[WHAT YOU WILL DO]:
Go over the listing below line by line and tally those containing "下列句子中加点成语使用错误的一项是". Give only the tally.

[DATA FOR THIS EXERCISE]:
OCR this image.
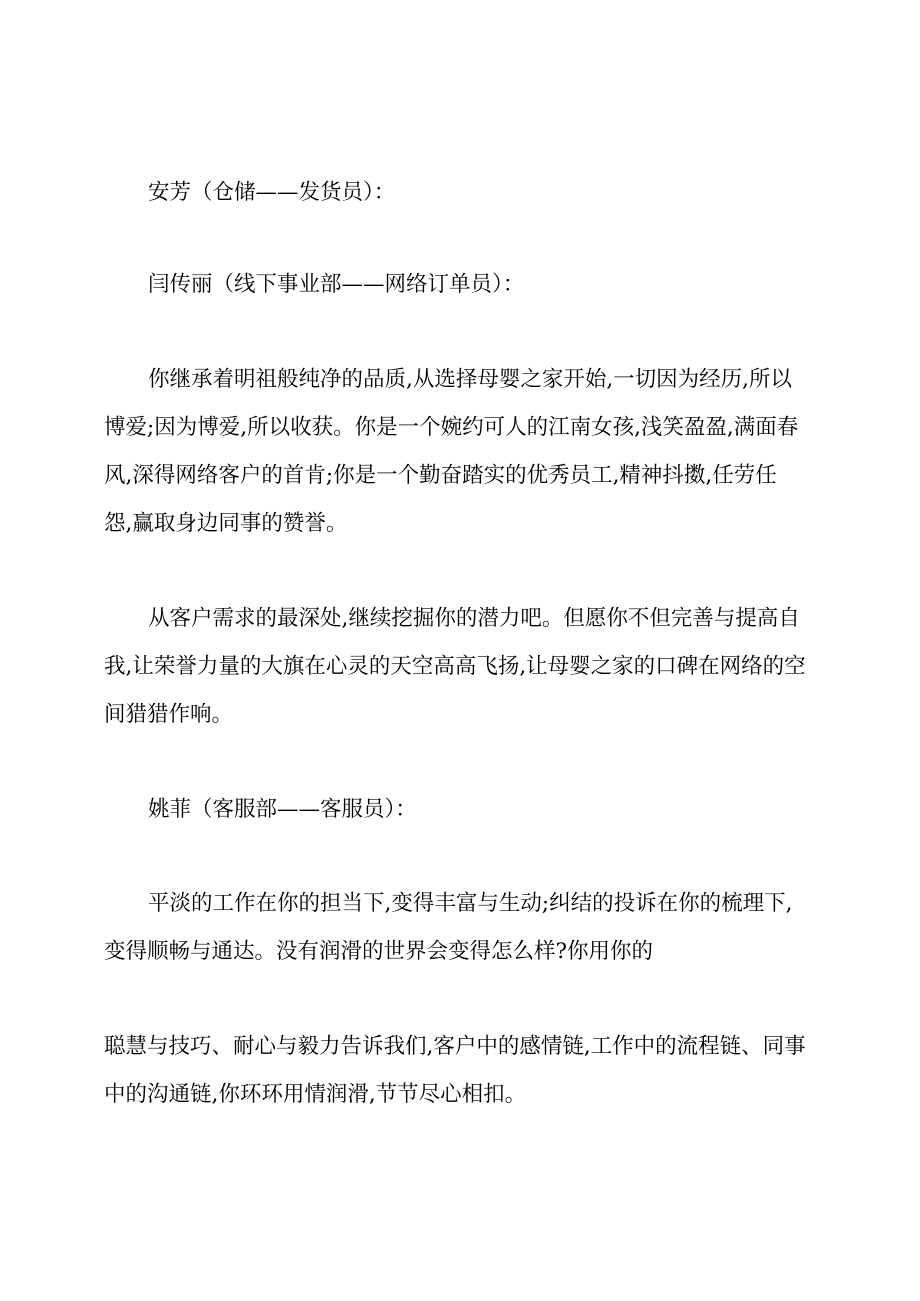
安芳（仓储——发货员）：
闫传丽（线下事业部——网络订单员）：
你继承着明祖般纯净的品质,从选择母婴之家开始,一切因为经历,所以
博爱;因为博爱,所以收获。你是一个婉约可人的江南女孩,浅笑盈盈,满面春
风,深得网络客户的首肯;你是一个勤奋踏实的优秀员工,精神抖擞,任劳任
怨,赢取身边同事的赞誉。
从客户需求的最深处,继续挖掘你的潜力吧。但愿你不但完善与提高自
我,让荣誉力量的大旗在心灵的天空高高飞扬,让母婴之家的口碑在网络的空
间猎猎作响。
姚菲（客服部——客服员）：
平淡的工作在你的担当下,变得丰富与生动;纠结的投诉在你的梳理下,
变得顺畅与通达。没有润滑的世界会变得怎么样?你用你的
聪慧与技巧、耐心与毅力告诉我们,客户中的感情链,工作中的流程链、同事
中的沟通链,你环环用情润滑,节节尽心相扣。
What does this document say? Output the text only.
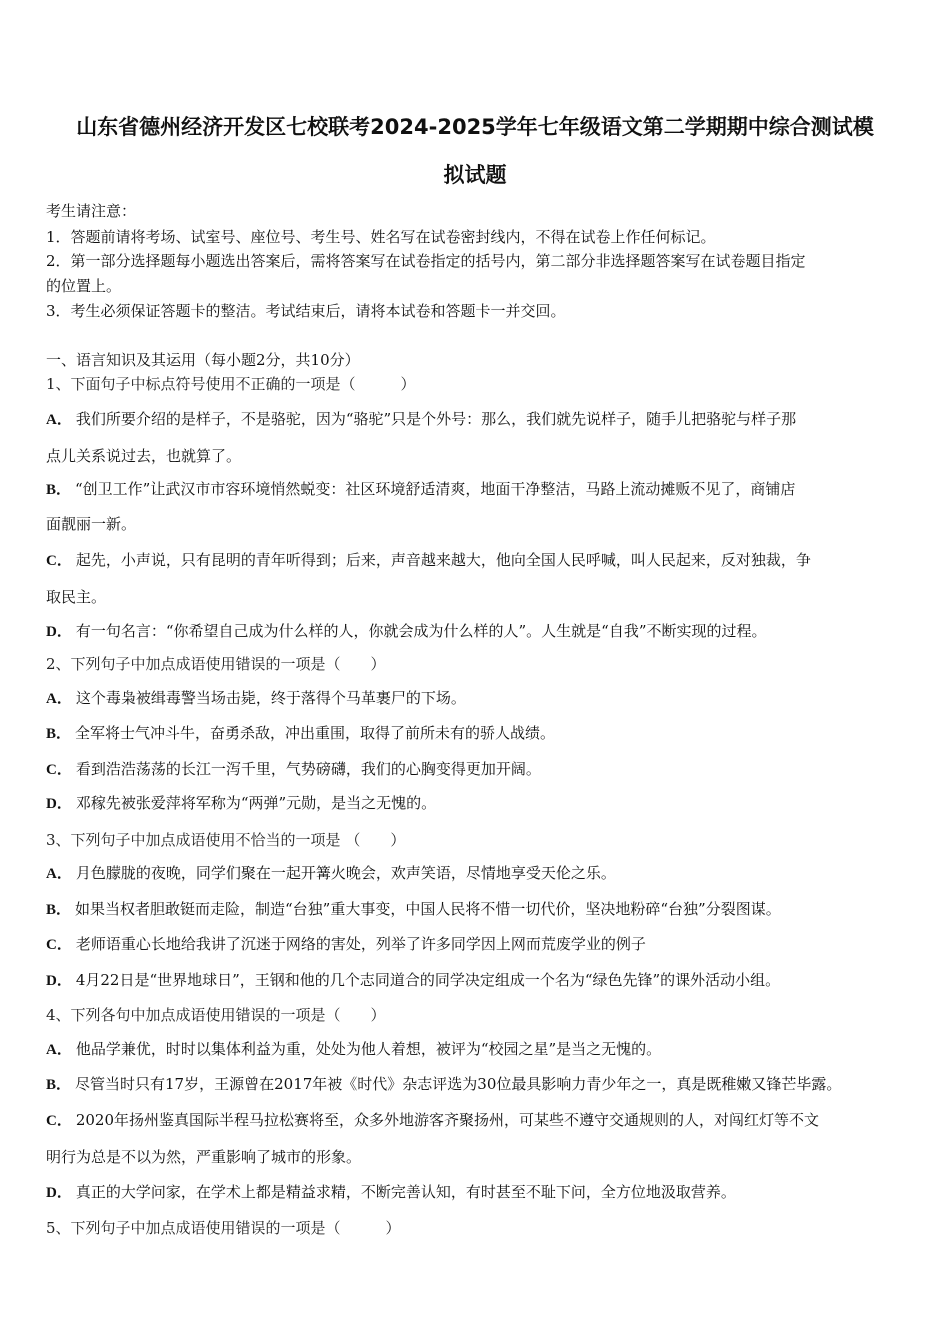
山东省德州经济开发区七校联考2024-2025学年七年级语文第二学期期中综合测试模
拟试题
考生请注意：
1．答题前请将考场、试室号、座位号、考生号、姓名写在试卷密封线内，不得在试卷上作任何标记。
2．第一部分选择题每小题选出答案后，需将答案写在试卷指定的括号内，第二部分非选择题答案写在试卷题目指定
的位置上。
3．考生必须保证答题卡的整洁。考试结束后，请将本试卷和答题卡一并交回。
一、语言知识及其运用（每小题2分，共10分）
1、下面句子中标点符号使用不正确的一项是（　　　）
A． 我们所要介绍的是样子，不是骆驼，因为“骆驼”只是个外号：那么，我们就先说样子，随手儿把骆驼与样子那
点儿关系说过去，也就算了。
B． “创卫工作”让武汉市市容环境悄然蜕变：社区环境舒适清爽，地面干净整洁，马路上流动摊贩不见了，商铺店
面靓丽一新。
C． 起先，小声说，只有昆明的青年听得到；后来，声音越来越大，他向全国人民呼喊，叫人民起来，反对独裁，争
取民主。
D． 有一句名言：“你希望自己成为什么样的人，你就会成为什么样的人”。人生就是“自我”不断实现的过程。
2、下列句子中加点成语使用错误的一项是（　　）
A． 这个毒枭被缉毒警当场击毙，终于落得个马革裹尸的下场。
B． 全军将士气冲斗牛，奋勇杀敌，冲出重围，取得了前所未有的骄人战绩。
C． 看到浩浩荡荡的长江一泻千里，气势磅礴，我们的心胸变得更加开阔。
D． 邓稼先被张爱萍将军称为“两弹”元勋，是当之无愧的。
3、下列句子中加点成语使用不恰当的一项是 （　　）
A． 月色朦胧的夜晚，同学们聚在一起开篝火晚会，欢声笑语，尽情地享受天伦之乐。
B． 如果当权者胆敢铤而走险，制造“台独”重大事变，中国人民将不惜一切代价，坚决地粉碎“台独”分裂图谋。
C． 老师语重心长地给我讲了沉迷于网络的害处，列举了许多同学因上网而荒废学业的例子
D． 4月22日是“世界地球日”，王钢和他的几个志同道合的同学决定组成一个名为“绿色先锋”的课外活动小组。
4、下列各句中加点成语使用错误的一项是（　　）
A． 他品学兼优，时时以集体利益为重，处处为他人着想，被评为“校园之星”是当之无愧的。
B． 尽管当时只有17岁，王源曾在2017年被《时代》杂志评选为30位最具影响力青少年之一，真是既稚嫩又锋芒毕露。
C． 2020年扬州鉴真国际半程马拉松赛将至，众多外地游客齐聚扬州，可某些不遵守交通规则的人，对闯红灯等不文
明行为总是不以为然，严重影响了城市的形象。
D． 真正的大学问家，在学术上都是精益求精，不断完善认知，有时甚至不耻下问，全方位地汲取营养。
5、下列句子中加点成语使用错误的一项是（　　　）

[REPLY TO THE TASK]:
2